REQUIRED TASK.
Repeat every line of the listing below exactly, minus the pictures.
>> begin ENTRIES SHOWN
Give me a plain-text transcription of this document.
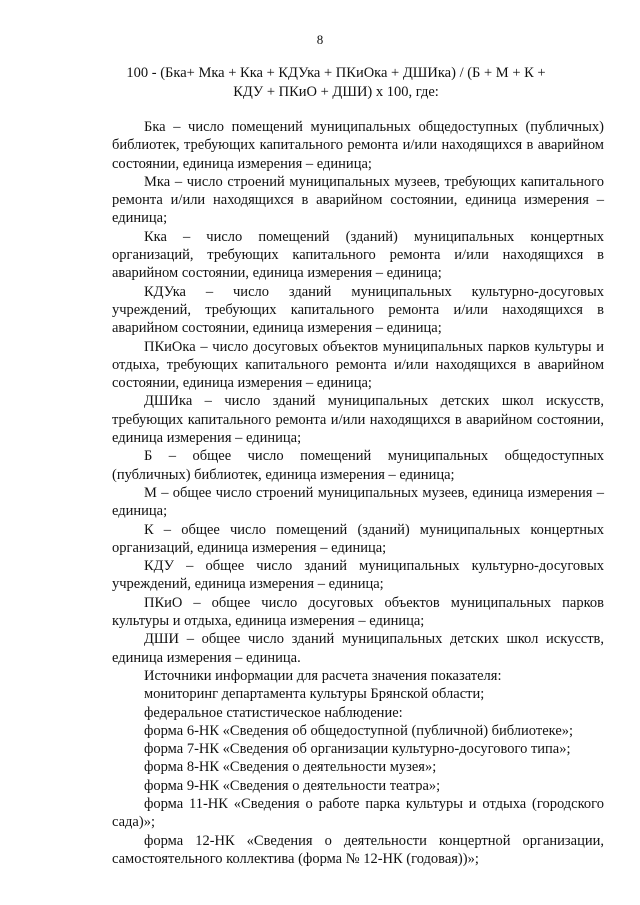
8
100 - (Бка+ Мка + Кка + КДУка + ПКиОка + ДШИка) / (Б + М + К +
КДУ + ПКиО + ДШИ) х 100, где:

Бка – число помещений муниципальных общедоступных (публичных) библиотек, требующих капитального ремонта и/или находящихся в аварийном состоянии, единица измерения – единица;

Мка – число строений муниципальных музеев, требующих капитального ремонта и/или находящихся в аварийном состоянии, единица измерения – единица;

Кка – число помещений (зданий) муниципальных концертных организаций, требующих капитального ремонта и/или находящихся в аварийном состоянии, единица измерения – единица;

КДУка – число зданий муниципальных культурно-досуговых учреждений, требующих капитального ремонта и/или находящихся в аварийном состоянии, единица измерения – единица;

ПКиОка – число досуговых объектов муниципальных парков культуры и отдыха, требующих капитального ремонта и/или находящихся в аварийном состоянии, единица измерения – единица;

ДШИка – число зданий муниципальных детских школ искусств, требующих капитального ремонта и/или находящихся в аварийном состоянии, единица измерения – единица;

Б – общее число помещений муниципальных общедоступных (публичных) библиотек, единица измерения – единица;

М – общее число строений муниципальных музеев, единица измерения – единица;

К – общее число помещений (зданий) муниципальных концертных организаций, единица измерения – единица;

КДУ – общее число зданий муниципальных культурно-досуговых учреждений, единица измерения – единица;

ПКиО – общее число досуговых объектов муниципальных парков культуры и отдыха, единица измерения – единица;

ДШИ – общее число зданий муниципальных детских школ искусств, единица измерения – единица.

Источники информации для расчета значения показателя:

мониторинг департамента культуры Брянской области;

федеральное статистическое наблюдение:

форма 6-НК «Сведения об общедоступной (публичной) библиотеке»;

форма 7-НК «Сведения об организации культурно-досугового типа»;

форма 8-НК «Сведения о деятельности музея»;

форма 9-НК «Сведения о деятельности театра»;

форма 11-НК «Сведения о работе парка культуры и отдыха (городского сада)»;

форма 12-НК «Сведения о деятельности концертной организации, самостоятельного коллектива (форма № 12-НК (годовая))»;
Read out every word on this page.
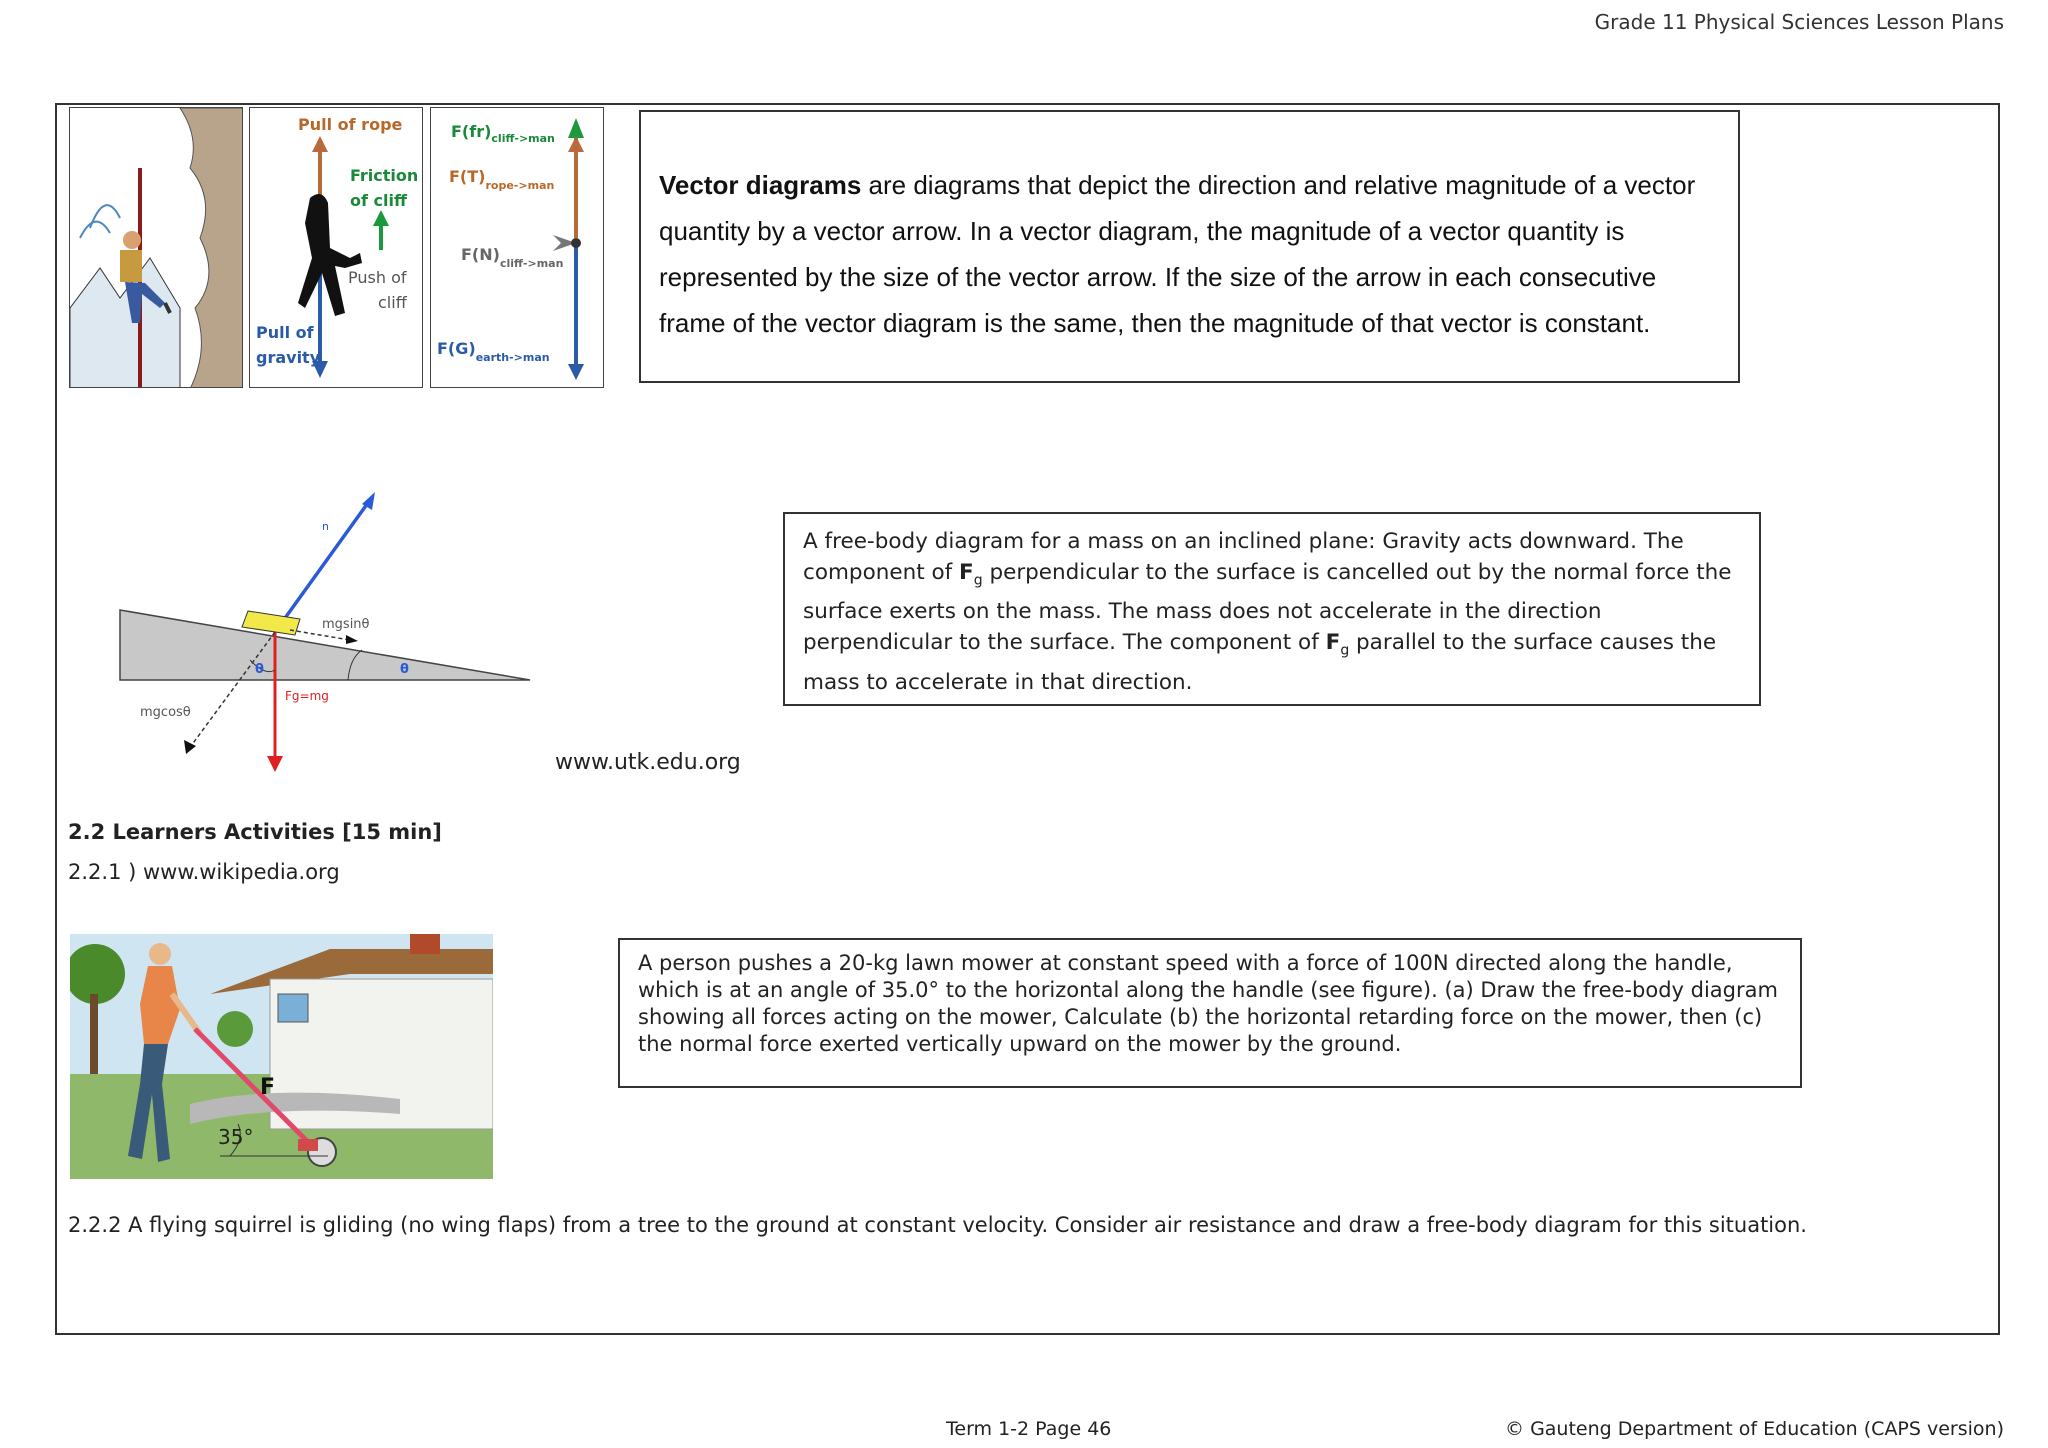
Grade 11 Physical Sciences Lesson Plans
Pull of rope
Friction
of cliff
Push of
cliff
Pull of
gravity
$F(fr)_{cliff->man}$
$F(T)_{rope->man}$
$F(N)_{cliff->man}$
$F(G)_{earth->man}$
Vector diagrams are diagrams that depict the direction and relative magnitude of a vector quantity by a vector arrow. In a vector diagram, the magnitude of a vector quantity is represented by the size of the vector arrow. If the size of the arrow in each consecutive frame of the vector diagram is the same, then the magnitude of that vector is constant.
n
mgsinθ
Fg=mg
mgcosθ
θ	θ
A free-body diagram for a mass on an inclined plane: Gravity acts downward. The component of $F_g$ perpendicular to the surface is cancelled out by the normal force the surface exerts on the mass. The mass does not accelerate in the direction perpendicular to the surface. The component of $F_g$ parallel to the surface causes the mass to accelerate in that direction.
www.utk.edu.org
2.2 Learners Activities [15 min]
2.2.1 ) www.wikipedia.org
F
35°
A person pushes a 20-kg lawn mower at constant speed with a force of 100N directed along the handle, which is at an angle of 35.0° to the horizontal along the handle (see figure). (a) Draw the free-body diagram showing all forces acting on the mower, Calculate (b) the horizontal retarding force on the mower, then (c) the normal force exerted vertically upward on the mower by the ground.
2.2.2 A flying squirrel is gliding (no wing flaps) from a tree to the ground at constant velocity. Consider air resistance and draw a free-body diagram for this situation.
Term 1-2 Page 46	© Gauteng Department of Education (CAPS version)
>> end ENTRIES SHOWN
WRITTEN ANSWER.
Give me a plain-text transcription of this document.
8
100 - (Бка+ Мка + Кка + КДУка + ПКиОка + ДШИка) / (Б + М + К +
КДУ + ПКиО + ДШИ) х 100, где:

Бка – число помещений муниципальных общедоступных (публичных) библиотек, требующих капитального ремонта и/или находящихся в аварийном состоянии, единица измерения – единица;

Мка – число строений муниципальных музеев, требующих капитального ремонта и/или находящихся в аварийном состоянии, единица измерения – единица;

Кка – число помещений (зданий) муниципальных концертных организаций, требующих капитального ремонта и/или находящихся в аварийном состоянии, единица измерения – единица;

КДУка – число зданий муниципальных культурно-досуговых учреждений, требующих капитального ремонта и/или находящихся в аварийном состоянии, единица измерения – единица;

ПКиОка – число досуговых объектов муниципальных парков культуры и отдыха, требующих капитального ремонта и/или находящихся в аварийном состоянии, единица измерения – единица;

ДШИка – число зданий муниципальных детских школ искусств, требующих капитального ремонта и/или находящихся в аварийном состоянии, единица измерения – единица;

Б – общее число помещений муниципальных общедоступных (публичных) библиотек, единица измерения – единица;

М – общее число строений муниципальных музеев, единица измерения – единица;

К – общее число помещений (зданий) муниципальных концертных организаций, единица измерения – единица;

КДУ – общее число зданий муниципальных культурно-досуговых учреждений, единица измерения – единица;

ПКиО – общее число досуговых объектов муниципальных парков культуры и отдыха, единица измерения – единица;

ДШИ – общее число зданий муниципальных детских школ искусств, единица измерения – единица.

Источники информации для расчета значения показателя:

мониторинг департамента культуры Брянской области;

федеральное статистическое наблюдение:

форма 6-НК «Сведения об общедоступной (публичной) библиотеке»;

форма 7-НК «Сведения об организации культурно-досугового типа»;

форма 8-НК «Сведения о деятельности музея»;

форма 9-НК «Сведения о деятельности театра»;

форма 11-НК «Сведения о работе парка культуры и отдыха (городского сада)»;

форма 12-НК «Сведения о деятельности концертной организации, самостоятельного коллектива (форма № 12-НК (годовая))»;
Read out every word on this page.
Grade 11 Physical Sciences Lesson Plans
Pull of rope
Friction
of cliff
Push of
cliff
Pull of
gravity
$F(fr)_{cliff->man}$
$F(T)_{rope->man}$
$F(N)_{cliff->man}$
$F(G)_{earth->man}$
Vector diagrams are diagrams that depict the direction and relative magnitude of a vector quantity by a vector arrow. In a vector diagram, the magnitude of a vector quantity is represented by the size of the vector arrow. If the size of the arrow in each consecutive frame of the vector diagram is the same, then the magnitude of that vector is constant.
n
mgsinθ
Fg=mg
mgcosθ
θ	θ
A free-body diagram for a mass on an inclined plane: Gravity acts downward. The component of $F_g$ perpendicular to the surface is cancelled out by the normal force the surface exerts on the mass. The mass does not accelerate in the direction perpendicular to the surface. The component of $F_g$ parallel to the surface causes the mass to accelerate in that direction.
www.utk.edu.org
2.2 Learners Activities [15 min]
2.2.1 ) www.wikipedia.org
F
35°
A person pushes a 20-kg lawn mower at constant speed with a force of 100N directed along the handle, which is at an angle of 35.0° to the horizontal along the handle (see figure). (a) Draw the free-body diagram showing all forces acting on the mower, Calculate (b) the horizontal retarding force on the mower, then (c) the normal force exerted vertically upward on the mower by the ground.
2.2.2 A flying squirrel is gliding (no wing flaps) from a tree to the ground at constant velocity. Consider air resistance and draw a free-body diagram for this situation.
Term 1-2 Page 46	© Gauteng Department of Education (CAPS version)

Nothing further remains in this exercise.